= Brief 1 =
Please extract the passage of the Spring Boot dependency injection text between "Testing Is Where" and "a fake instead.", inclusive.
= Brief 2 =
According to the Spring Boot dependency injection text, what does Spring do by default with each registered Bean?

= Selected text =
How DI Works in Spring Boot

In Spring Boot, the IoC container (Spring container) is responsible for creating objects and resolving their dependencies.

  • IoC (Inversion of Control) means the control over object creation shifts from your application code to the framework
  • DI is one concrete mechanism for achieving IoC

The most common approach in Spring Boot is registering classes with the container via annotations.

public interface PaymentGateway {
    void pay();
}

@Component
public class StripePaymentGateway implements PaymentGateway {
    @Override
    public void pay() {
        System.out.println("Pay with Stripe");
    }
}

@Service
public class OrderService {
    private final PaymentGateway paymentGateway;

    public OrderService(PaymentGateway paymentGateway) {
        this.paymentGateway = paymentGateway;
    }
}

When the application starts, Spring takes care of the following:

  • Creates StripePaymentGateway and registers it in the container
  • Sees that OrderService needs a PaymentGateway and automatically injects it
  • By default, creates one instance of each registered Bean and reuses it (Singleton)

Registering Dependencies with @Bean

For classes from external libraries or other cases where you can’t add annotations directly, use @Configuration and @Bean.

@Configuration
public class AppConfig {

    @Bean
    public PaymentGateway paymentGateway() {
        return new StripePaymentGateway();
    }
}

This brings PaymentGateway under Spring container management, making it injectable into other classes.

Testing Is Where DI Really Shines

The benefits of DI are most apparent in testing.

For example, in tests you don’t want to call real payment APIs, so you pass in a fake instead.

class FakePaymentGateway implements PaymentGateway {
    boolean called = false;

    @Override
    public void pay() {
        called = true;
    }
}

@Test
void checkout_calls_payment() {
    FakePaymentGateway fake = new FakePaymentGateway();
    OrderService service = new OrderService(fake);

    service.checkout();

    assertTrue(fake.called);
}

Simply being able to “pass it in from outside” makes tests safe, fast, and easy to write.

Common Pitfalls for Beginners

Ambiguity When Multiple Implementations Exist

If there are two or more implementations of PaymentGateway, Spring can’t determine which one to inject and will throw an error. Use @Qualifier to specify which one you want.

@Component("stripe")

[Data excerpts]
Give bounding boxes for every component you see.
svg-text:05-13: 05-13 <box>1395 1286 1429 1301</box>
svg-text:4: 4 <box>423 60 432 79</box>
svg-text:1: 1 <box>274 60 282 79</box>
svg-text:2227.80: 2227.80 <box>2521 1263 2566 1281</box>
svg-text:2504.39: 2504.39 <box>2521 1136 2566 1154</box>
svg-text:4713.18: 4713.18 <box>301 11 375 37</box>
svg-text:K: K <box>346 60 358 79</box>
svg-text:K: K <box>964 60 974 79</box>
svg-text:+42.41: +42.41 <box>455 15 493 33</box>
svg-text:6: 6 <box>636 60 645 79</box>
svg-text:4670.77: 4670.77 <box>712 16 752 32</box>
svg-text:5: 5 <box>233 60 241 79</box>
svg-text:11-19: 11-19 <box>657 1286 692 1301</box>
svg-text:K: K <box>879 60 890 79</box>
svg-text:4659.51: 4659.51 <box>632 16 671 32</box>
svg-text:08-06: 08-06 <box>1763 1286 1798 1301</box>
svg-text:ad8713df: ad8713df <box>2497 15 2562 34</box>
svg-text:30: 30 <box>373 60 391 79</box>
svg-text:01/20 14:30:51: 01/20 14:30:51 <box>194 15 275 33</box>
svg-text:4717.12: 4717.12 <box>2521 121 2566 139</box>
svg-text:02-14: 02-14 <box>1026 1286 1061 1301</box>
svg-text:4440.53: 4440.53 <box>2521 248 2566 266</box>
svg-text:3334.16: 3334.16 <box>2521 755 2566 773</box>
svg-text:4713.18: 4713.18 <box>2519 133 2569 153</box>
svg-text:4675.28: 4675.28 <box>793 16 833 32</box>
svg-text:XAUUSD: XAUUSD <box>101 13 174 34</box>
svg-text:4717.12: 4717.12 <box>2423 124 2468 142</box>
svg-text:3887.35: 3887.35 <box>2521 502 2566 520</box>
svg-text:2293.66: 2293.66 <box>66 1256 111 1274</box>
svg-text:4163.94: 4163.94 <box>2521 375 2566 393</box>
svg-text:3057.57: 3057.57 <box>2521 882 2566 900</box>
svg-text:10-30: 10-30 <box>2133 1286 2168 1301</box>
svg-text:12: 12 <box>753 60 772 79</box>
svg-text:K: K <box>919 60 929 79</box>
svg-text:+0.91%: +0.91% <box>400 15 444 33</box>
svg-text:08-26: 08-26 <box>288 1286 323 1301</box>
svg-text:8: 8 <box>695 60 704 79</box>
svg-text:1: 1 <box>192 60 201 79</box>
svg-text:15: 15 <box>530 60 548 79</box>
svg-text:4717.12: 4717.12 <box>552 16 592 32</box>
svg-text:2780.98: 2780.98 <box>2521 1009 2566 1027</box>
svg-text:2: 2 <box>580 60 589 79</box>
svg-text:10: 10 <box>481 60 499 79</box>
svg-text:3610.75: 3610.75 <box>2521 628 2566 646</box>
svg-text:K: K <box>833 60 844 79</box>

= Written answer 1 =
Testing Is Where DI Really Shines

The benefits of DI are most apparent in testing.

For example, in tests you don’t want to call real payment APIs, so you pass in a fake instead.

= Written answer 2 =
It creates one instance of each registered Bean and reuses it (Singleton).